(Stored data entries)

------------------------------------------------------------------------

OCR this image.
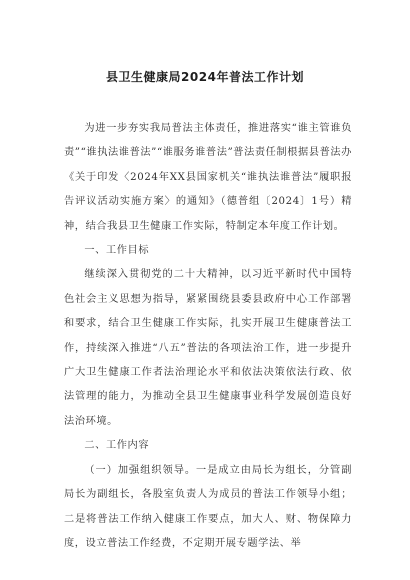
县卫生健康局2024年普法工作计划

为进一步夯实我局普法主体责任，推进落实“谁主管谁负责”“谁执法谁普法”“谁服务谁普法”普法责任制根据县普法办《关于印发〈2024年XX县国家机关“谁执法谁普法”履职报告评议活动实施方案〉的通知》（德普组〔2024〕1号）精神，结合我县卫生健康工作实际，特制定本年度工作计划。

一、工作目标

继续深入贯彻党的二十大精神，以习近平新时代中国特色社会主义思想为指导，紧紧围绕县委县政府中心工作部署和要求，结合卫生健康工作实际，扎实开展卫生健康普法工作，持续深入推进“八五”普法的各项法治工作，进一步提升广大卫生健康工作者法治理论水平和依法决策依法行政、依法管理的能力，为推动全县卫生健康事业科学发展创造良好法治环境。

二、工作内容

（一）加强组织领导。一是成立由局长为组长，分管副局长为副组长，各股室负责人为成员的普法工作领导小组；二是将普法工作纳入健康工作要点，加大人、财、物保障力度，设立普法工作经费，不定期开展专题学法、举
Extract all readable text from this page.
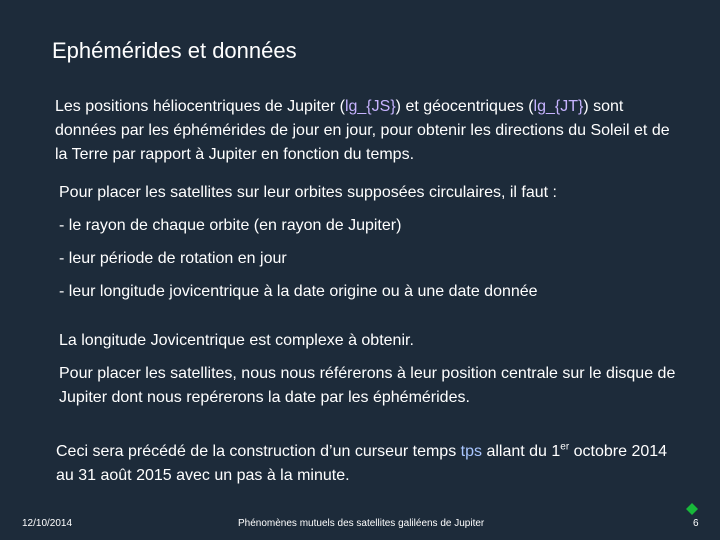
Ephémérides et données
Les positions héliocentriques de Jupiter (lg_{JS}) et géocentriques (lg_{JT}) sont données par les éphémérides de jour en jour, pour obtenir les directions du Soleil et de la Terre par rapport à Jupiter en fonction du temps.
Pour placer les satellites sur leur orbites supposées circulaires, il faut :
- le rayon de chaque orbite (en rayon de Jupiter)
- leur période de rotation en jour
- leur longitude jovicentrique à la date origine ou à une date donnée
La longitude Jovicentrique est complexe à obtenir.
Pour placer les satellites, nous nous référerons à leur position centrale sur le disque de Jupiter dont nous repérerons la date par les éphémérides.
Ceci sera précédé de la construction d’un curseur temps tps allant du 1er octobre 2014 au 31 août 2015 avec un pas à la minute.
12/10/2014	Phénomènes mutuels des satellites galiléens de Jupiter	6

------------------------------------------------------------------------

Goal
List each line of the entries that holds the string "obtenir".

Task solution
Les positions héliocentriques de Jupiter (lg_{JS}) et géocentriques (lg_{JT}) sont données par les éphémérides de jour en jour, pour obtenir les directions du Soleil et de la Terre par rapport à Jupiter en fonction du temps.
La longitude Jovicentrique est complexe à obtenir.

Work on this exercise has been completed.